■ Given task: Below are some records. How many of their lines contain the string "Polhöhe"? Give the number only.

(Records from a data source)
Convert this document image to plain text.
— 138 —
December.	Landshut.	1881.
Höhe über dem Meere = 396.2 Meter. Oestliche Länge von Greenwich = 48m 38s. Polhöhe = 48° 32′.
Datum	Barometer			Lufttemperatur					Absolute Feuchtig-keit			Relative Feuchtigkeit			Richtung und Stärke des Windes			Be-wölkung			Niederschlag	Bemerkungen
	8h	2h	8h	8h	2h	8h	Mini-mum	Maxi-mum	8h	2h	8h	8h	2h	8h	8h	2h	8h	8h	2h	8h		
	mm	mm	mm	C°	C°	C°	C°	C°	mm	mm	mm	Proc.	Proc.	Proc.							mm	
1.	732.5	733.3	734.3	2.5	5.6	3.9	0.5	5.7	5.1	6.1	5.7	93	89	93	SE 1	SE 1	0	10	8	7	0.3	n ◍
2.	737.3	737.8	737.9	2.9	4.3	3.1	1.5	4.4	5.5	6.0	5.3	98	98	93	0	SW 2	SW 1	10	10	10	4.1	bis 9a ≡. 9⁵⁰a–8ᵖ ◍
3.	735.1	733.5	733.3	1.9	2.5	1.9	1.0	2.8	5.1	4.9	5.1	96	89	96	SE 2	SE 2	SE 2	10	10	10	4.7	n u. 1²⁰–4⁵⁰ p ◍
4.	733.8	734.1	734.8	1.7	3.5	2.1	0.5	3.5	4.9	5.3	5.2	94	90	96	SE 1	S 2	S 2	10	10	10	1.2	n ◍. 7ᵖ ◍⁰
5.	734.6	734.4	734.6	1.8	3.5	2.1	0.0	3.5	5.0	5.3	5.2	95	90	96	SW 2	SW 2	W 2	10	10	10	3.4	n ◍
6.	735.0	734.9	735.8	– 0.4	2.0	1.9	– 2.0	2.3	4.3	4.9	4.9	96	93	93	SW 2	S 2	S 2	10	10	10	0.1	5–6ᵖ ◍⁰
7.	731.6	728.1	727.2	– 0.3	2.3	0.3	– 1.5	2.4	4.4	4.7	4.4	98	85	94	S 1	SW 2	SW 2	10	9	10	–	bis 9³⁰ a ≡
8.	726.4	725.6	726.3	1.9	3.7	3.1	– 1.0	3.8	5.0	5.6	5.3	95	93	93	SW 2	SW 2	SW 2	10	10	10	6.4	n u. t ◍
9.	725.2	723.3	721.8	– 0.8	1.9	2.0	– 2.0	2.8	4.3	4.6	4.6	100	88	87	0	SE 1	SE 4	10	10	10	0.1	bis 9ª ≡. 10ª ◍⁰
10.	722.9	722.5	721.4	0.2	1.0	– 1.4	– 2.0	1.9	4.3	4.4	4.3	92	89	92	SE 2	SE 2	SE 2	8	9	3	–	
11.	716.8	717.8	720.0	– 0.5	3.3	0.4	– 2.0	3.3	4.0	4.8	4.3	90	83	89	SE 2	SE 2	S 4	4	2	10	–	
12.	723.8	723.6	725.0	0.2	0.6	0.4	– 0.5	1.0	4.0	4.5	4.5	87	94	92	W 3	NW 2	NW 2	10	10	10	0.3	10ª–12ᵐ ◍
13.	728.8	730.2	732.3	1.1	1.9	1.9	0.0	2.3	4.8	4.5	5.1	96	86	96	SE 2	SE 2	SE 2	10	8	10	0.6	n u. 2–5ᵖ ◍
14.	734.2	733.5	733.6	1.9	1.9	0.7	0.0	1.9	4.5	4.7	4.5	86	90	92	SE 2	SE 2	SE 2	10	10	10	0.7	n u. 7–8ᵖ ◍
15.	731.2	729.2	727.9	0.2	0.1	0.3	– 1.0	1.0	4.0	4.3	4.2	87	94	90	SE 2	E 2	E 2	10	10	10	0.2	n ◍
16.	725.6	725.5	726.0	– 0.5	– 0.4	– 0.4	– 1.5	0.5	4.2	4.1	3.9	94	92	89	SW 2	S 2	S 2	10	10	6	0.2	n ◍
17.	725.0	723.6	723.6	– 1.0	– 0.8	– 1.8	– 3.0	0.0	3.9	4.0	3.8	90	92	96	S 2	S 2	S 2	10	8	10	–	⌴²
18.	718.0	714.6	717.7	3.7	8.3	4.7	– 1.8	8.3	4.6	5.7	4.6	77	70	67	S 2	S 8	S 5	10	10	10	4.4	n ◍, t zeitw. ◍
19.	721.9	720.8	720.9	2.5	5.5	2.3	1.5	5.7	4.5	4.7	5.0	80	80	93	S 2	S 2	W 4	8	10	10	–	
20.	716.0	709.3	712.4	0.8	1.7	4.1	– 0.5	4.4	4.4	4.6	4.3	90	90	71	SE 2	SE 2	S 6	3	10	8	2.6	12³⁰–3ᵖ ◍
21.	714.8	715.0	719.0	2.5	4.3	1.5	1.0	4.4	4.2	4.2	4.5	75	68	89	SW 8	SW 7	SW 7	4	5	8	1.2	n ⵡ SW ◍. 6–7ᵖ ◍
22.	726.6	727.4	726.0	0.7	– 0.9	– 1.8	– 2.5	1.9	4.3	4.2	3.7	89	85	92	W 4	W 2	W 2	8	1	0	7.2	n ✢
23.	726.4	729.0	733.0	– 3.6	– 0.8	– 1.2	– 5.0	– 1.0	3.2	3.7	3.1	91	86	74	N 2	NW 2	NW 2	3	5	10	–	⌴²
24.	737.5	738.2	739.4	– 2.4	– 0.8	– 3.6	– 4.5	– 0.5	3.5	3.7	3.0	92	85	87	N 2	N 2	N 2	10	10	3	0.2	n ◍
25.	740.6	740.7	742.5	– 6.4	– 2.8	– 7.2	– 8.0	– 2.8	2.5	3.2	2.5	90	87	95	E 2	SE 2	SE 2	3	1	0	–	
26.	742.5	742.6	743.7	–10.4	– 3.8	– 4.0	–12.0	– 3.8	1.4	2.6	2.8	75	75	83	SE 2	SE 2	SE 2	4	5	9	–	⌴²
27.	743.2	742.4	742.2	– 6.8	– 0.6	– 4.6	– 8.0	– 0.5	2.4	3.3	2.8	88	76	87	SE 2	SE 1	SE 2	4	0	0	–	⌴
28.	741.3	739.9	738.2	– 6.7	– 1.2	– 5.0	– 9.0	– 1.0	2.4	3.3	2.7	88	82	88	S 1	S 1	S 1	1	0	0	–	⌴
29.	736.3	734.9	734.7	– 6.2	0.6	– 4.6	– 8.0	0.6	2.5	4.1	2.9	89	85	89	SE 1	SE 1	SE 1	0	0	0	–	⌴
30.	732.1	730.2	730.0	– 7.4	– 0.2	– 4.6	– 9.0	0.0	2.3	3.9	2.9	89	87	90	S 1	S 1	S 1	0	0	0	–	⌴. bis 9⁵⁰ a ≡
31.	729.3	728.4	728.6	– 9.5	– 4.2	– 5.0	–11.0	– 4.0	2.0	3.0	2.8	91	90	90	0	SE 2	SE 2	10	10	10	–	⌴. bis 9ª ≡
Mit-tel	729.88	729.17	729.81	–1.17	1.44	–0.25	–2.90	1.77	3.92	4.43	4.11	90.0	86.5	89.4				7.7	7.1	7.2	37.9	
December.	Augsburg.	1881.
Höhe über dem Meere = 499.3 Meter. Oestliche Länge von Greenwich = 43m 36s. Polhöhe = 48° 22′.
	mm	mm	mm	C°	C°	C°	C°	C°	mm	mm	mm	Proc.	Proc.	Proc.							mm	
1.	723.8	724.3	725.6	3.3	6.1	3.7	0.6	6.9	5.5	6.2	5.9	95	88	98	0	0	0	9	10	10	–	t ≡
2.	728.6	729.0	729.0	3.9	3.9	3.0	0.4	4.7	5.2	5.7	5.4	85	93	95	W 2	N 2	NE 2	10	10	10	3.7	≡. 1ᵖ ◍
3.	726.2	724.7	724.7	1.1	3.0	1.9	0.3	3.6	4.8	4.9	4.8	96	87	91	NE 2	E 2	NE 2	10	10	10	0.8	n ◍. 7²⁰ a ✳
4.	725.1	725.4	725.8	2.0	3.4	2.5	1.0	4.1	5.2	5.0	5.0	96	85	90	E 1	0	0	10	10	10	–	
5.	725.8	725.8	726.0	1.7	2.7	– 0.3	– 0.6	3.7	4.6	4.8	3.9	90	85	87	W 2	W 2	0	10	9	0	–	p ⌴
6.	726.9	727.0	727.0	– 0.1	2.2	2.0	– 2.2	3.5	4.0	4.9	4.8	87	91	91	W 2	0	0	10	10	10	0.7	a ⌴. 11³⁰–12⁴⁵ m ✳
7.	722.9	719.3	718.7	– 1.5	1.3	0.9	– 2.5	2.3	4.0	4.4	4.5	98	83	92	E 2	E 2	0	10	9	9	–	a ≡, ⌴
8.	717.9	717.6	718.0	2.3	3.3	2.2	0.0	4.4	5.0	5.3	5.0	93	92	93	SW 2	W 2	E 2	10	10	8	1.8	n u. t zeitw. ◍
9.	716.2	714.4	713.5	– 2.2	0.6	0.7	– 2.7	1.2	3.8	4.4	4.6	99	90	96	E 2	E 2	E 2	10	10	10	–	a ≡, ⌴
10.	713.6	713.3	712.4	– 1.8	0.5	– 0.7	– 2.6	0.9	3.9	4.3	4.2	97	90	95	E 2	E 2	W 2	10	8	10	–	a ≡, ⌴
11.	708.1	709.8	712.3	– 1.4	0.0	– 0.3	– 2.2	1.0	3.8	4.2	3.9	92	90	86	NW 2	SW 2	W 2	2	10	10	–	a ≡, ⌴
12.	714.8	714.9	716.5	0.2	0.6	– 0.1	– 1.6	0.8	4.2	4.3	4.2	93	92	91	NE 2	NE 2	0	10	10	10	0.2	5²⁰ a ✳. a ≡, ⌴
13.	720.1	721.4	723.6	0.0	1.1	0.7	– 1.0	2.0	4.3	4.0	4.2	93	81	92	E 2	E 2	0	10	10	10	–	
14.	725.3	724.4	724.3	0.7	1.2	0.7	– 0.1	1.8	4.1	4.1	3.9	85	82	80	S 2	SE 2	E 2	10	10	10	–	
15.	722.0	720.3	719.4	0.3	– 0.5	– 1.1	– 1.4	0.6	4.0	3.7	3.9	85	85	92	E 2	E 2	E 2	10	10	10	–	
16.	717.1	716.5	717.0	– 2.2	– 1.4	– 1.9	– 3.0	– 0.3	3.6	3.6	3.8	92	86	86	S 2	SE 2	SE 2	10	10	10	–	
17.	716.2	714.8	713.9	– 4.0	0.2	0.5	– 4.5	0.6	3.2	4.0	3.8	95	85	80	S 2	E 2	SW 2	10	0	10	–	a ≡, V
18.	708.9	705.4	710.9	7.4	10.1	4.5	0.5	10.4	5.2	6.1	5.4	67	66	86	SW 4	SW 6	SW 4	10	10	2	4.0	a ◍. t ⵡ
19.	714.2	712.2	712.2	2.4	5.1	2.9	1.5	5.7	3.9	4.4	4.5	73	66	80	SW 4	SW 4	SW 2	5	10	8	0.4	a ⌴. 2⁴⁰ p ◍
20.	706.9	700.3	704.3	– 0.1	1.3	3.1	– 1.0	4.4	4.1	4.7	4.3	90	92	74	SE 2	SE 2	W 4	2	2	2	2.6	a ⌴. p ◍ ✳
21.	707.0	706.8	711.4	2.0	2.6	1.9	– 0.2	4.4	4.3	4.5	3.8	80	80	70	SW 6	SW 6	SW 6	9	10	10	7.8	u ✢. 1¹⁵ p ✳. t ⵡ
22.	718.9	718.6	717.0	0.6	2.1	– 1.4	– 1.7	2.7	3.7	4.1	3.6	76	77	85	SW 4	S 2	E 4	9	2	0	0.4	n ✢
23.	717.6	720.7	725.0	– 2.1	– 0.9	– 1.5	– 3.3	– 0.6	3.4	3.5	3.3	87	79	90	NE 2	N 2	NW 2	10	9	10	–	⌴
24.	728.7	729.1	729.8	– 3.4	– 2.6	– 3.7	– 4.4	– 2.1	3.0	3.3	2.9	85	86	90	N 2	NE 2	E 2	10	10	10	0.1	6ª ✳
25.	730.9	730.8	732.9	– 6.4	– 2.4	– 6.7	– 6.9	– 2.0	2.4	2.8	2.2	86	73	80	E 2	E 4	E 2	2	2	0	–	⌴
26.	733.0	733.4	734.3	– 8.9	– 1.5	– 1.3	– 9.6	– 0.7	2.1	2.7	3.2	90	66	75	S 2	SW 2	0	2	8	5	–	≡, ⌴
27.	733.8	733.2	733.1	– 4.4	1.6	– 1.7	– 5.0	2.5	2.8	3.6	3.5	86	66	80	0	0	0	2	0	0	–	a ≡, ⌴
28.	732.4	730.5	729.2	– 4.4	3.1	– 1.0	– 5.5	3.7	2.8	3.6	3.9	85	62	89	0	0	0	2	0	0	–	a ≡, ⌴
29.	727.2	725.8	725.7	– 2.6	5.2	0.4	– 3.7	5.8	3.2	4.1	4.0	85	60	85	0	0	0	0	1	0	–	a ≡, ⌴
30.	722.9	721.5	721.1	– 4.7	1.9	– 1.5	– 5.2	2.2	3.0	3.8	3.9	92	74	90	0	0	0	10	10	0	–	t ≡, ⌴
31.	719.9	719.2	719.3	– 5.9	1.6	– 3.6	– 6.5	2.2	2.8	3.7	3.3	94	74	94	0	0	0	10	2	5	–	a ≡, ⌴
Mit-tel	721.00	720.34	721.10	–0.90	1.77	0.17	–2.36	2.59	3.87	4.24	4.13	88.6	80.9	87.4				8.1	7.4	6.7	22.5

■ Task solution: 2